>>>
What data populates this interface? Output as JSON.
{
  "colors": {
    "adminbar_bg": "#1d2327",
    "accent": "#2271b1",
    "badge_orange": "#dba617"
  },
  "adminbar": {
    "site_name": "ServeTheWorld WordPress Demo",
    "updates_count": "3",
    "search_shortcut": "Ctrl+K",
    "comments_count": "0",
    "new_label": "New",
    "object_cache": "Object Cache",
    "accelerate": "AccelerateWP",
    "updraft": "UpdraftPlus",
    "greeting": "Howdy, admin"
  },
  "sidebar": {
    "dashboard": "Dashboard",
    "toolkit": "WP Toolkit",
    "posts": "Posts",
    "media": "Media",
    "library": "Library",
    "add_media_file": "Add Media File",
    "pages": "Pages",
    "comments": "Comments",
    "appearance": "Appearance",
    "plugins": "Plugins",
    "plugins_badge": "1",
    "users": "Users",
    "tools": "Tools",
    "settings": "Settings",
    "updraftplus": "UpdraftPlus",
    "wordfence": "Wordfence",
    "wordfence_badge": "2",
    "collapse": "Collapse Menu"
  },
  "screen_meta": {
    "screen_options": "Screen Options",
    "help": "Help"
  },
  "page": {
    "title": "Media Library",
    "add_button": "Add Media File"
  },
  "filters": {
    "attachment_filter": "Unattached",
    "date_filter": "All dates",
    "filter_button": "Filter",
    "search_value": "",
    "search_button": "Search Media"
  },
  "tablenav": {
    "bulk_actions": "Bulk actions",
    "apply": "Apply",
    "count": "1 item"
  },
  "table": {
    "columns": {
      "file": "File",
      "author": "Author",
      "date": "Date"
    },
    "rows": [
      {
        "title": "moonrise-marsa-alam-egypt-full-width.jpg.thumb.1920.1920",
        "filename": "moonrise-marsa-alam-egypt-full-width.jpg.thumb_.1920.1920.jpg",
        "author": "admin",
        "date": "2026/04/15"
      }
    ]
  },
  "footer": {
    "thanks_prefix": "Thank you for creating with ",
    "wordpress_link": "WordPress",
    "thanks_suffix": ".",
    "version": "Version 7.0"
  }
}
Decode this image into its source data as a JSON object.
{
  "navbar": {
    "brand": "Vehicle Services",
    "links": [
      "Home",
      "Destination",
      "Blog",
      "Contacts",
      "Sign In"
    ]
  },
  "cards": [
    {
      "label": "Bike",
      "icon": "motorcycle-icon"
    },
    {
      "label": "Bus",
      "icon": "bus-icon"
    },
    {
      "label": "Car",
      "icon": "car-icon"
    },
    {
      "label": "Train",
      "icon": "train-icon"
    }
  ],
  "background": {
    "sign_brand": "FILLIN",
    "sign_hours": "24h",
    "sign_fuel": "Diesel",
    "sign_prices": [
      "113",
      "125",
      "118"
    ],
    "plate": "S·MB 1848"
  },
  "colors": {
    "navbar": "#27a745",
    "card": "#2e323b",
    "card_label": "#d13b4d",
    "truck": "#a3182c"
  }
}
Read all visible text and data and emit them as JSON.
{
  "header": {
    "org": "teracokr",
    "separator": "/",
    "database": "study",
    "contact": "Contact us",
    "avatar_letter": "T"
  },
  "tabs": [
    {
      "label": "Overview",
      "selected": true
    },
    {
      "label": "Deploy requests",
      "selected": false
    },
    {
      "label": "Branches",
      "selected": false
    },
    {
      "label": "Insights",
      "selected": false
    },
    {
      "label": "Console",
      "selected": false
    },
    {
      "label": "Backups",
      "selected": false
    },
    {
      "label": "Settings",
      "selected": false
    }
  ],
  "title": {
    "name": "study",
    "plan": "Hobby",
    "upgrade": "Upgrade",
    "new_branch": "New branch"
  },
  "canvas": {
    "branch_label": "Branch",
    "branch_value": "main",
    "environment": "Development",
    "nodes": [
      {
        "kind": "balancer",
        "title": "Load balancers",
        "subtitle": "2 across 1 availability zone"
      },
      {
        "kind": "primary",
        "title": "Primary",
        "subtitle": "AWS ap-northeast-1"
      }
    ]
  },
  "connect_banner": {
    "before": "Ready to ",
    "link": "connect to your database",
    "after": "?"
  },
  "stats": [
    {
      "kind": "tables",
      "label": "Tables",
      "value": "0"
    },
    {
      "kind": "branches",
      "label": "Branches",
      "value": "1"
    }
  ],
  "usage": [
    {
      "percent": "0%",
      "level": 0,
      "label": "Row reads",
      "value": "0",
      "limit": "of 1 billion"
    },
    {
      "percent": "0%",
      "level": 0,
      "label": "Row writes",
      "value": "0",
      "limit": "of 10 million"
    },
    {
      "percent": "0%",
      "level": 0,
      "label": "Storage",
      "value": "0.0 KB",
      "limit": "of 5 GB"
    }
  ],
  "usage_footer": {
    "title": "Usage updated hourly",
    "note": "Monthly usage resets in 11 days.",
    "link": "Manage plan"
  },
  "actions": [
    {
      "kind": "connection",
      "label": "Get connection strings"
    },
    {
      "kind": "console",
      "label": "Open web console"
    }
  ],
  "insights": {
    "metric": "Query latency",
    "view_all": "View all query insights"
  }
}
<<<
Single out each line of the records above with the string "limit" in it, and copy it.

§ Problem solution:
      "limit": "of 1 billion"
      "limit": "of 10 million"
      "limit": "of 5 GB"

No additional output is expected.